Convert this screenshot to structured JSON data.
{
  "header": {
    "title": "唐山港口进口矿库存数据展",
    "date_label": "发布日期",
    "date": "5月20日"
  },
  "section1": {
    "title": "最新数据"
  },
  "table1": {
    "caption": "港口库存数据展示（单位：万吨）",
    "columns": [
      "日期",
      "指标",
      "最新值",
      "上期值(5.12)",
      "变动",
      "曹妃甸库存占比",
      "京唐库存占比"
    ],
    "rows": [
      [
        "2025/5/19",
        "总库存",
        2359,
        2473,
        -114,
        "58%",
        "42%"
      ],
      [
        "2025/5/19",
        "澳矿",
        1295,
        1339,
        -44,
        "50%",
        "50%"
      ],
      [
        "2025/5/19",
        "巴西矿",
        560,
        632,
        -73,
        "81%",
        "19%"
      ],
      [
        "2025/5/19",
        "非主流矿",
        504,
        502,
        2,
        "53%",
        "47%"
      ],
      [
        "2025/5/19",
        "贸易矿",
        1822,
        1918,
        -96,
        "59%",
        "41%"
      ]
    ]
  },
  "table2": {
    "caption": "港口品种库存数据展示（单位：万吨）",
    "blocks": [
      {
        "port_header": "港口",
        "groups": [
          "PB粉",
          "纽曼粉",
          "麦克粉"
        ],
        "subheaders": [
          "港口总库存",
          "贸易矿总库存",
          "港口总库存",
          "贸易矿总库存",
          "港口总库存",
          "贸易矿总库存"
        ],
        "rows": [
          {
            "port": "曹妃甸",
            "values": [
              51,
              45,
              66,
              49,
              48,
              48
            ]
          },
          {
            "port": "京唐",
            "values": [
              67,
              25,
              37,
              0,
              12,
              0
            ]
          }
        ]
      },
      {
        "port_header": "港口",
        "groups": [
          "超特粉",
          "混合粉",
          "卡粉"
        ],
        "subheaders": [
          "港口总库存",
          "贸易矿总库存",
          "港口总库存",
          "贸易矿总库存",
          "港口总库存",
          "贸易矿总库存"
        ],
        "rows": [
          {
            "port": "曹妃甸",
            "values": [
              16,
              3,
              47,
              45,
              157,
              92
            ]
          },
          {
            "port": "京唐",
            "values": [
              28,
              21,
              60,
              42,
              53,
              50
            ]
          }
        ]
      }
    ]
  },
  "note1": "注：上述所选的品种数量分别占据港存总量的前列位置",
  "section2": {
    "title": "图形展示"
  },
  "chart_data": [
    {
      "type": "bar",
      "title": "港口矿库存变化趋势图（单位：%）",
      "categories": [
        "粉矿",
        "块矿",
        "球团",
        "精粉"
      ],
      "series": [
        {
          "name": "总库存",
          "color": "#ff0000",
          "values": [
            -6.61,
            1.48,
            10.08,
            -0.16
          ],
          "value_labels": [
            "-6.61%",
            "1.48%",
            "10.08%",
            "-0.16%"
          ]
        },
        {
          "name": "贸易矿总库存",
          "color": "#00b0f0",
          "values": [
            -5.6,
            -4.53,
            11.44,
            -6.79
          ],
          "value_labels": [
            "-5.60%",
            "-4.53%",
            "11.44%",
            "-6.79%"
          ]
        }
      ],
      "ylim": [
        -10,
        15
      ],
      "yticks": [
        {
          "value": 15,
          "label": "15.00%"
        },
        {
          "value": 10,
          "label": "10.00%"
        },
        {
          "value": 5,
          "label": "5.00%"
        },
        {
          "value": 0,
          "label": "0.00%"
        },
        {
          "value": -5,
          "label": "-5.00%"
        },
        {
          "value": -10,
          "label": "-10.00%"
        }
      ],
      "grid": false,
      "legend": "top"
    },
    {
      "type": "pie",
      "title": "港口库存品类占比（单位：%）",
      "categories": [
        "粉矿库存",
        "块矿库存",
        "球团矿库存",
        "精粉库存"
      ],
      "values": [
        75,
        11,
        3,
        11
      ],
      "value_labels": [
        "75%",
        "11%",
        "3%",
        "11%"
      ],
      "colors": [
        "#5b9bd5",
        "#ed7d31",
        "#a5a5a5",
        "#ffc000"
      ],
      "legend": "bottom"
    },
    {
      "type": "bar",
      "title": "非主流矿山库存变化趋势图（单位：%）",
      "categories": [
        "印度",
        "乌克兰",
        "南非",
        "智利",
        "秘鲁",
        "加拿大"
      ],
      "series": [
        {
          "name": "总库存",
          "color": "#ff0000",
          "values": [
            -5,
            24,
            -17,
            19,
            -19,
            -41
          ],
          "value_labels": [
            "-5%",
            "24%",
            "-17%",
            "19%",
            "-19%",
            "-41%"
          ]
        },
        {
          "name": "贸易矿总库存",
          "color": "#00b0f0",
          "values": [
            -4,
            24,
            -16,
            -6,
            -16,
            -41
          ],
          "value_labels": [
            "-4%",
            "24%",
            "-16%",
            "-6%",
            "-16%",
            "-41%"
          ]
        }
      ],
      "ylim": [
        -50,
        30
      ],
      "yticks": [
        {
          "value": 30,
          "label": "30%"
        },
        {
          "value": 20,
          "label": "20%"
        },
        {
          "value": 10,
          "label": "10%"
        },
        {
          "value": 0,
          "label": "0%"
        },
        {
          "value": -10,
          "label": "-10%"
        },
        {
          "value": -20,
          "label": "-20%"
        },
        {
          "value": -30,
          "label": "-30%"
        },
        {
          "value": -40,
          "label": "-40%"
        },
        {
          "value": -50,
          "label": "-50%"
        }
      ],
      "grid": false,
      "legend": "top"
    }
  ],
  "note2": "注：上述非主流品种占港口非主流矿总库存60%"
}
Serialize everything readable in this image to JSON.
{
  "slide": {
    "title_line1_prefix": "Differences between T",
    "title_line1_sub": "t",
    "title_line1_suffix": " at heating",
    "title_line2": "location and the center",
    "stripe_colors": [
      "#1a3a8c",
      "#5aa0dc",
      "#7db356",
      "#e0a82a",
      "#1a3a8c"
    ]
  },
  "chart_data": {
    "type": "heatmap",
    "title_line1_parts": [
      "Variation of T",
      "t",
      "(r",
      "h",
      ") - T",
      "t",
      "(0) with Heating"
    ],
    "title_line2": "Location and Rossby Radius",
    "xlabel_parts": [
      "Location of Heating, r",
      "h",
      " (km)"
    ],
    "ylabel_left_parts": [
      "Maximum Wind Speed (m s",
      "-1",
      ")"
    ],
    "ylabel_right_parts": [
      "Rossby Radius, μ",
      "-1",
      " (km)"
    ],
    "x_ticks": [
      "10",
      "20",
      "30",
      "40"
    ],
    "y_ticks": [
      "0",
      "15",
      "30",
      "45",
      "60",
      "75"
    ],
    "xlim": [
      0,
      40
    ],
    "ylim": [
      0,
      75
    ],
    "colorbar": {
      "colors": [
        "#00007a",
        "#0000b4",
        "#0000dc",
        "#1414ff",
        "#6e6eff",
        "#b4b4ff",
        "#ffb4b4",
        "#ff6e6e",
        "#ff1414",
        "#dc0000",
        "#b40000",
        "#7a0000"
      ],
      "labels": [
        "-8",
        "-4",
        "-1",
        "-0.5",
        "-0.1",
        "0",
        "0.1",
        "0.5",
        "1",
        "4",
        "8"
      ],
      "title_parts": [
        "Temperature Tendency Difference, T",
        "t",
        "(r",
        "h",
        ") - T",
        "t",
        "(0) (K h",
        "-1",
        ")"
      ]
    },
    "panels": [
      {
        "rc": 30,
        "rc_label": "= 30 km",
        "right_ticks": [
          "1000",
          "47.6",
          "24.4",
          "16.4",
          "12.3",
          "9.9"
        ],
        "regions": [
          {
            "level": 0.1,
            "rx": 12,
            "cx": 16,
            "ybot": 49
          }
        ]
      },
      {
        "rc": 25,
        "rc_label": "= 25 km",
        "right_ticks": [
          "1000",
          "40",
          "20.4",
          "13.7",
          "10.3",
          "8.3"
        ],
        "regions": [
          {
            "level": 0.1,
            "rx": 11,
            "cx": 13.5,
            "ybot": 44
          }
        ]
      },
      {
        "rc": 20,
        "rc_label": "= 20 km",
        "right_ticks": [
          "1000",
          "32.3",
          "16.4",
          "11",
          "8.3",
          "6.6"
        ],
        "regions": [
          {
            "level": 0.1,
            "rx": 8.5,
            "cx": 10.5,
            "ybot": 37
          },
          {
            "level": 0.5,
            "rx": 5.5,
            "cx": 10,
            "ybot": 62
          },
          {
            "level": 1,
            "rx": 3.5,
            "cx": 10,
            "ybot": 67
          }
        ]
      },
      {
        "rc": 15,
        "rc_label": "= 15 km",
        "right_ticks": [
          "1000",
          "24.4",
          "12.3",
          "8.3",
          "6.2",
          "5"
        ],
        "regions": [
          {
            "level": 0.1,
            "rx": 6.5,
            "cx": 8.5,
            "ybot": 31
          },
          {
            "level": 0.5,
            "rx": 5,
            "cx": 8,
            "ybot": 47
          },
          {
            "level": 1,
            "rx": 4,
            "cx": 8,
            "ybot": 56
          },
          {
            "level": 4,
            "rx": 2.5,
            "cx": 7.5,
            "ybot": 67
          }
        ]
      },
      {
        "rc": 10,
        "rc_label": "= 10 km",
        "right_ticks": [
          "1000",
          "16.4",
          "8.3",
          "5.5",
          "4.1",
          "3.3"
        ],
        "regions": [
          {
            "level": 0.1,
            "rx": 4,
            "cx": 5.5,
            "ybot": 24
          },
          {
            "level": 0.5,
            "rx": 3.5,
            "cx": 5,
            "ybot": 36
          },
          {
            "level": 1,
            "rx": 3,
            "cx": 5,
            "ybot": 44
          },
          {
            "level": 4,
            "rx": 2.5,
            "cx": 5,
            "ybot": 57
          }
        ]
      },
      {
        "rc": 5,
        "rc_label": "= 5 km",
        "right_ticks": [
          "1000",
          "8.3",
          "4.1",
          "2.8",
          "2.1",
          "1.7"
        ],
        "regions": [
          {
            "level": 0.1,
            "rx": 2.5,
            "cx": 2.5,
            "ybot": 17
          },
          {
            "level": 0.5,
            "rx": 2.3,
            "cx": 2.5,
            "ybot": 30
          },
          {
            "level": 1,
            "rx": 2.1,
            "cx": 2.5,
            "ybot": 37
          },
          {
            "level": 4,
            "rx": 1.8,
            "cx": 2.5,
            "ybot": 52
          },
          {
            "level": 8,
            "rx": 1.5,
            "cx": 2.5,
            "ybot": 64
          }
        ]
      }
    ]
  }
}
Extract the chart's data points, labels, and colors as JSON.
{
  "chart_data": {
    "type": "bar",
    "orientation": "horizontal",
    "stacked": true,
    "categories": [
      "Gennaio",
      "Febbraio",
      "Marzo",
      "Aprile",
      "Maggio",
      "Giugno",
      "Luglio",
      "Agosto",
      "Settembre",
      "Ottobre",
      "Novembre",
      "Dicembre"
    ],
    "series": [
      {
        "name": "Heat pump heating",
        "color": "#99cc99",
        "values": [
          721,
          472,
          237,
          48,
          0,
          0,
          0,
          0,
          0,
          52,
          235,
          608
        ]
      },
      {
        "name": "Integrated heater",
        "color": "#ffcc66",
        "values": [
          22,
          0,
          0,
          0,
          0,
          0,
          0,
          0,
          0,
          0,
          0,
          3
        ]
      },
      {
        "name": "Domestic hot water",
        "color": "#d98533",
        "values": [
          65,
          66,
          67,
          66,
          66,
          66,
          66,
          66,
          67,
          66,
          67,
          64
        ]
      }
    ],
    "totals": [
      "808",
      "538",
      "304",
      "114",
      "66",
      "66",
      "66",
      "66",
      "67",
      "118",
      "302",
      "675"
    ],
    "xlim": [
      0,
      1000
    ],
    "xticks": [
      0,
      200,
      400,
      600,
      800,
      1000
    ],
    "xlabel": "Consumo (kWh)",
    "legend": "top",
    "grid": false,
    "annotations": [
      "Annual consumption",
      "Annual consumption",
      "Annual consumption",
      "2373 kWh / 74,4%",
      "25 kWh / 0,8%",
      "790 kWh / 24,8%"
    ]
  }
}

_ _ _ _

**Short task**
Examine the records and pull out every line where the string "Rossby" occurs.

**Task response**
    "title_line2": "Location and Rossby Radius",
      "Rossby Radius, μ",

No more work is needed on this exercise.